Copy the lines from the start through the line containing "product-name: Steamed Chicken", swapping "Mostly cloudy" for "Partly cloudy" and leaving everything else unchanged.

****************

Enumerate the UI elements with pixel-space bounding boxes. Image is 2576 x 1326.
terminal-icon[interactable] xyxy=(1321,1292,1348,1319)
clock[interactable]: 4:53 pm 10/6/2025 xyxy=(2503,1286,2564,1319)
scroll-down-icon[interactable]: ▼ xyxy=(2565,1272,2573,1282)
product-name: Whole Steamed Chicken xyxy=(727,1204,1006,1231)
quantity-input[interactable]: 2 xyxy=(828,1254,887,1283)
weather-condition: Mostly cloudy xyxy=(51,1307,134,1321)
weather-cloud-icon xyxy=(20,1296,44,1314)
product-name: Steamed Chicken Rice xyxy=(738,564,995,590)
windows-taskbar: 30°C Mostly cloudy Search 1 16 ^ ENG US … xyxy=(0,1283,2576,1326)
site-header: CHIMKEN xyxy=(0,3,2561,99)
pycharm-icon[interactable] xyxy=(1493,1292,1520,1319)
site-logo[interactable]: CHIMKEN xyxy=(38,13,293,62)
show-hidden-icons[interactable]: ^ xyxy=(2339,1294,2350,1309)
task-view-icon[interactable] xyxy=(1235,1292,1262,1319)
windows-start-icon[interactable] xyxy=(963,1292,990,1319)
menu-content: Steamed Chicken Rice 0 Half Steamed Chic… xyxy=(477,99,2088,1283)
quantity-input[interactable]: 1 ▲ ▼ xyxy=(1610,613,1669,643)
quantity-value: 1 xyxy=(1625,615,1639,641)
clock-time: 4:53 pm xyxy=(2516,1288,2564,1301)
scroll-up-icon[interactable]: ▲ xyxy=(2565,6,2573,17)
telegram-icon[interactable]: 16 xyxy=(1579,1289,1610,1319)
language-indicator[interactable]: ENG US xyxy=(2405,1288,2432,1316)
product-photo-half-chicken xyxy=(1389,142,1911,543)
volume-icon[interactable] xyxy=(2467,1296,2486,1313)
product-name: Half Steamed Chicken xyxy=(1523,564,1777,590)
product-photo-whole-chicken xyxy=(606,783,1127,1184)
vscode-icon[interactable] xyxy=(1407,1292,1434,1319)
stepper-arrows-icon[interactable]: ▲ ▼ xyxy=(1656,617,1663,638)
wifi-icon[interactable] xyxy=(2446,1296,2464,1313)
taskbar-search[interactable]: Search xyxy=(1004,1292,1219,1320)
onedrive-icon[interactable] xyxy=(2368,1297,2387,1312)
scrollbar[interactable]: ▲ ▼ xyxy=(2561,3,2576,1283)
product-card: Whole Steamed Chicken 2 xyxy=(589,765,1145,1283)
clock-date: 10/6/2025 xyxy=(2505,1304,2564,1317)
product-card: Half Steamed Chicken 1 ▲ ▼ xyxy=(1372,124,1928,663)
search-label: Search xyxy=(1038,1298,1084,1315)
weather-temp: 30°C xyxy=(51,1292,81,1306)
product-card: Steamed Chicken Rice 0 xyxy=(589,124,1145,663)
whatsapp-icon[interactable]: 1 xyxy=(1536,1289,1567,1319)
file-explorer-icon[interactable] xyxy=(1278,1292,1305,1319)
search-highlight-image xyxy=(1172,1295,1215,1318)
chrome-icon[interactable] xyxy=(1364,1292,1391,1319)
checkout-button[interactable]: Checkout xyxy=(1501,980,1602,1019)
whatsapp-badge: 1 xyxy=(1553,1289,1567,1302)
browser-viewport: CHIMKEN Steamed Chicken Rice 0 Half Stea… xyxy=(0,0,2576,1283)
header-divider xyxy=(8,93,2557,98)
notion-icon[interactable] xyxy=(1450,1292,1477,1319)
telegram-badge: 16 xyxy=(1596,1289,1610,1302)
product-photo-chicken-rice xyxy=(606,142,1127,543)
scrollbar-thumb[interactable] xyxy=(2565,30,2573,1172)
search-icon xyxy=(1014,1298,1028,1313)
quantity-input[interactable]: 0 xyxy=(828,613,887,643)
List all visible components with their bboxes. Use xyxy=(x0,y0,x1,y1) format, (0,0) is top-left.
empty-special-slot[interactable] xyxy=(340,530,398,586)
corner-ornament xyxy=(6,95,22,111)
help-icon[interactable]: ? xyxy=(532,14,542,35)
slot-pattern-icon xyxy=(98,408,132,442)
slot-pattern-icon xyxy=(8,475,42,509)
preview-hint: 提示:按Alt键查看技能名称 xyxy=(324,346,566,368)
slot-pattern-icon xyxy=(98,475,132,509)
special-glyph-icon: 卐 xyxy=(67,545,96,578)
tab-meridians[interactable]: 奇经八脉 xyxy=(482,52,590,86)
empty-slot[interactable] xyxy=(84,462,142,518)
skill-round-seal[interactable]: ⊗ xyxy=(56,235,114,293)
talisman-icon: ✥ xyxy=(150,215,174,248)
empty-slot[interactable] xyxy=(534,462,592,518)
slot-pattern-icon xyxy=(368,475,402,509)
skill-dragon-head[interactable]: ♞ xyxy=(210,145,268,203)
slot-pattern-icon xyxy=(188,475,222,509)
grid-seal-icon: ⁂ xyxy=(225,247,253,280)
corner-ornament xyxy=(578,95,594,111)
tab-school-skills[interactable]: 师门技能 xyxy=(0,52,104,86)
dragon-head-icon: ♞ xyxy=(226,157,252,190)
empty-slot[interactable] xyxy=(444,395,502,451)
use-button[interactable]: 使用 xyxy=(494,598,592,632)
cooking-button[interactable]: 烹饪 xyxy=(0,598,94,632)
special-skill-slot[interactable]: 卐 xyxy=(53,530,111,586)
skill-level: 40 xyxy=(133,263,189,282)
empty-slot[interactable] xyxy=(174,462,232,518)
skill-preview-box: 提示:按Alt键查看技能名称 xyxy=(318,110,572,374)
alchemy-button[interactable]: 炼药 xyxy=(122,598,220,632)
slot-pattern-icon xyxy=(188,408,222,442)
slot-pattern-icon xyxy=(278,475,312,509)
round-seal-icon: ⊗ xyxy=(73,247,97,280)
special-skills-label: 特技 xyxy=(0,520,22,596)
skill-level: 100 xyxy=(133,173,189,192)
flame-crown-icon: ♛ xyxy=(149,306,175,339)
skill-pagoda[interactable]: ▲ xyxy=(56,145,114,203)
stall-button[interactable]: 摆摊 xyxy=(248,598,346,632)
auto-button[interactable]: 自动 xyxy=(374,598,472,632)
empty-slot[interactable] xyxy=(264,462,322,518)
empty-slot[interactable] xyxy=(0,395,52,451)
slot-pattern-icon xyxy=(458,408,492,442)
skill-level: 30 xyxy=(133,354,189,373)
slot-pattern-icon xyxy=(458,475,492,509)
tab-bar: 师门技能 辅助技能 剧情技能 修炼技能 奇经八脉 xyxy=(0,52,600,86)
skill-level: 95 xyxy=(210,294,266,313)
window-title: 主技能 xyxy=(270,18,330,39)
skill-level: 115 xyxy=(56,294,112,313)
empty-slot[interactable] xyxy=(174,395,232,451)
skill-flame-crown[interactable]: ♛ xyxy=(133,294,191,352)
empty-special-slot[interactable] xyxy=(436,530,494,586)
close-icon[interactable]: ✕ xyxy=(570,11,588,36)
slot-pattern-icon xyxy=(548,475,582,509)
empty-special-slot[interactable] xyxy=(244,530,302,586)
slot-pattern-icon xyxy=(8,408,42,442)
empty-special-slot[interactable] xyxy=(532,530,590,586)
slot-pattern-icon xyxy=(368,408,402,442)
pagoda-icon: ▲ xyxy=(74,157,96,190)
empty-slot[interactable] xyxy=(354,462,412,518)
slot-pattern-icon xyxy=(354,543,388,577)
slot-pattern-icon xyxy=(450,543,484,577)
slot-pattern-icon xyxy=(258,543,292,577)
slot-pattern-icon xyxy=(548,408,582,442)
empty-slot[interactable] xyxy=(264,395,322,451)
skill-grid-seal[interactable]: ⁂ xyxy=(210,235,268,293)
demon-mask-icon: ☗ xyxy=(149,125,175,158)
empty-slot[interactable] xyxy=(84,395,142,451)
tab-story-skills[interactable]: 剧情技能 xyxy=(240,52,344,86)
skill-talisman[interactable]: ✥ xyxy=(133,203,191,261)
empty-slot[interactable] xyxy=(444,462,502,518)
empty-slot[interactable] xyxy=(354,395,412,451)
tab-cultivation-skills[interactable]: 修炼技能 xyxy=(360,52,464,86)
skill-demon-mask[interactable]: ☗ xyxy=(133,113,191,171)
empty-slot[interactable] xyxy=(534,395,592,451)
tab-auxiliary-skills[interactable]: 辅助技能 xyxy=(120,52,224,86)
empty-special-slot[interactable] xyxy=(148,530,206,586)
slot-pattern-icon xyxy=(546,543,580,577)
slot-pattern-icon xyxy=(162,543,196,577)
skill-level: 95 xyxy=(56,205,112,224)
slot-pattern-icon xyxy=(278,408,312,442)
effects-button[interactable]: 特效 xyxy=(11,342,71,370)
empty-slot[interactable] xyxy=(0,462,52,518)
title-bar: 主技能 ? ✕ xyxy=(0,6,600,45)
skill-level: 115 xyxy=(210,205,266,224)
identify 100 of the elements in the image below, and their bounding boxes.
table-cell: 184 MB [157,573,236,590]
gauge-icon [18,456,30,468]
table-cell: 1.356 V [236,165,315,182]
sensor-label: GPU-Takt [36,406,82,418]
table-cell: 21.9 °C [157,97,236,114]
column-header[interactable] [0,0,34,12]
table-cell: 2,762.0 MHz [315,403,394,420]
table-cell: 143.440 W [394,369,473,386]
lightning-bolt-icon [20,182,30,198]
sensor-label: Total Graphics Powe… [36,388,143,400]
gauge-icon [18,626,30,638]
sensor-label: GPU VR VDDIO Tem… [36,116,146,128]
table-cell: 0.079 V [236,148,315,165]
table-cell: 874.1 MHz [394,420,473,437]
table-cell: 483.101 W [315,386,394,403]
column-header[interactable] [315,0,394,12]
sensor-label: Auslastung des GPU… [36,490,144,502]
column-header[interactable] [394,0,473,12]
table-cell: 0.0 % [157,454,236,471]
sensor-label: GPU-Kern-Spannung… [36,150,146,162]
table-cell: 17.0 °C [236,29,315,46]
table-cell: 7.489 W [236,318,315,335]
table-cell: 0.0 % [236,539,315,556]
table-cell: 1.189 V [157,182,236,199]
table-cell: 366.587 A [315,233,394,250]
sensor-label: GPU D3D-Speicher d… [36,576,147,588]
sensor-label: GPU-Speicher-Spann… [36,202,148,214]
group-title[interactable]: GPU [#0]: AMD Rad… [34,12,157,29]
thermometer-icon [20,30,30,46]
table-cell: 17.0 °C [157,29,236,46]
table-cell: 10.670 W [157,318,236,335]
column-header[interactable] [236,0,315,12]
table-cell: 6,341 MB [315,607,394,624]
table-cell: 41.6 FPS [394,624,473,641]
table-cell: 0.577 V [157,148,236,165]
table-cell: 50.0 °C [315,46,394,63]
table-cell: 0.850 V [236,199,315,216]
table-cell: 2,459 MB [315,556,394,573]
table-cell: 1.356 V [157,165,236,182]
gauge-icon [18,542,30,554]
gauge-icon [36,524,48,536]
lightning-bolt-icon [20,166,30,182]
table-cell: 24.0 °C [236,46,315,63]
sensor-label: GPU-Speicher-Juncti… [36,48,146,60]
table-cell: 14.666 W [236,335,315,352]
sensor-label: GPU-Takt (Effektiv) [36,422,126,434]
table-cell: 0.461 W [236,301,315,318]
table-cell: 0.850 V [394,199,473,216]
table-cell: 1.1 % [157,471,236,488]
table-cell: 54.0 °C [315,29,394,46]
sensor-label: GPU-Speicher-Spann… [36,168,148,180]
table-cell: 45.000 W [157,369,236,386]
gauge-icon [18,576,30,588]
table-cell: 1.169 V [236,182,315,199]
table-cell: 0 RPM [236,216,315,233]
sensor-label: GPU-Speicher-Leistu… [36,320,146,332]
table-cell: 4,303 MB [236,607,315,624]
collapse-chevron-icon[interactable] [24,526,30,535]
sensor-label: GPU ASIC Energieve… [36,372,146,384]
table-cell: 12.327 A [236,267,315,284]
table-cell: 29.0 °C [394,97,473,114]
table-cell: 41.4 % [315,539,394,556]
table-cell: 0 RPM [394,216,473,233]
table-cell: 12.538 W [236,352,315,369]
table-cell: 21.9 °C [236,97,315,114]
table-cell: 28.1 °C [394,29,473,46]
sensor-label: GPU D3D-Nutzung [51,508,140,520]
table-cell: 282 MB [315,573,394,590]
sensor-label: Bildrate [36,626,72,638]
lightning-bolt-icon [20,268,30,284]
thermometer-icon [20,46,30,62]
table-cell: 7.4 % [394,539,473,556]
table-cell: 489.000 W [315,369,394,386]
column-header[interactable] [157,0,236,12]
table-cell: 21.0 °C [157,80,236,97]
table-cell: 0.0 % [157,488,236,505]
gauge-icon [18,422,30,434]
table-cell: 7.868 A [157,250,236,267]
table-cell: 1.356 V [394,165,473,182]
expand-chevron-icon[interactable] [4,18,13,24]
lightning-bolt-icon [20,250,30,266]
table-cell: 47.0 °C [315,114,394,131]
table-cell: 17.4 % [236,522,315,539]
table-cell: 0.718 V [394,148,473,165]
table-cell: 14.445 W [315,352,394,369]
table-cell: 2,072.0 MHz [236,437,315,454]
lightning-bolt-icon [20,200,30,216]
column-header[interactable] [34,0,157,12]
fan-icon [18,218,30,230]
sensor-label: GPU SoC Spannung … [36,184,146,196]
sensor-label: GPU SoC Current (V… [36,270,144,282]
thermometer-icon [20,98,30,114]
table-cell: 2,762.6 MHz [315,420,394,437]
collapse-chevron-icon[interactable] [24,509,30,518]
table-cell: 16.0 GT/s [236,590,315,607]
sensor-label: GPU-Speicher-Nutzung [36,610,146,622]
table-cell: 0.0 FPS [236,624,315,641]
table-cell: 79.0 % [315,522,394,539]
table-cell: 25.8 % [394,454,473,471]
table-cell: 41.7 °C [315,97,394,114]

****************

• Exercise answer:
Enumerate the UI elements with pixel-space bounding boxes. Image is 2576 x 1326.
terminal-icon[interactable] xyxy=(1321,1292,1348,1319)
clock[interactable]: 4:53 pm 10/6/2025 xyxy=(2503,1286,2564,1319)
scroll-down-icon[interactable]: ▼ xyxy=(2565,1272,2573,1282)
product-name: Whole Steamed Chicken xyxy=(727,1204,1006,1231)
quantity-input[interactable]: 2 xyxy=(828,1254,887,1283)
weather-condition: Partly cloudy xyxy=(51,1307,134,1321)
weather-cloud-icon xyxy=(20,1296,44,1314)
product-name: Steamed Chicken Rice xyxy=(738,564,995,590)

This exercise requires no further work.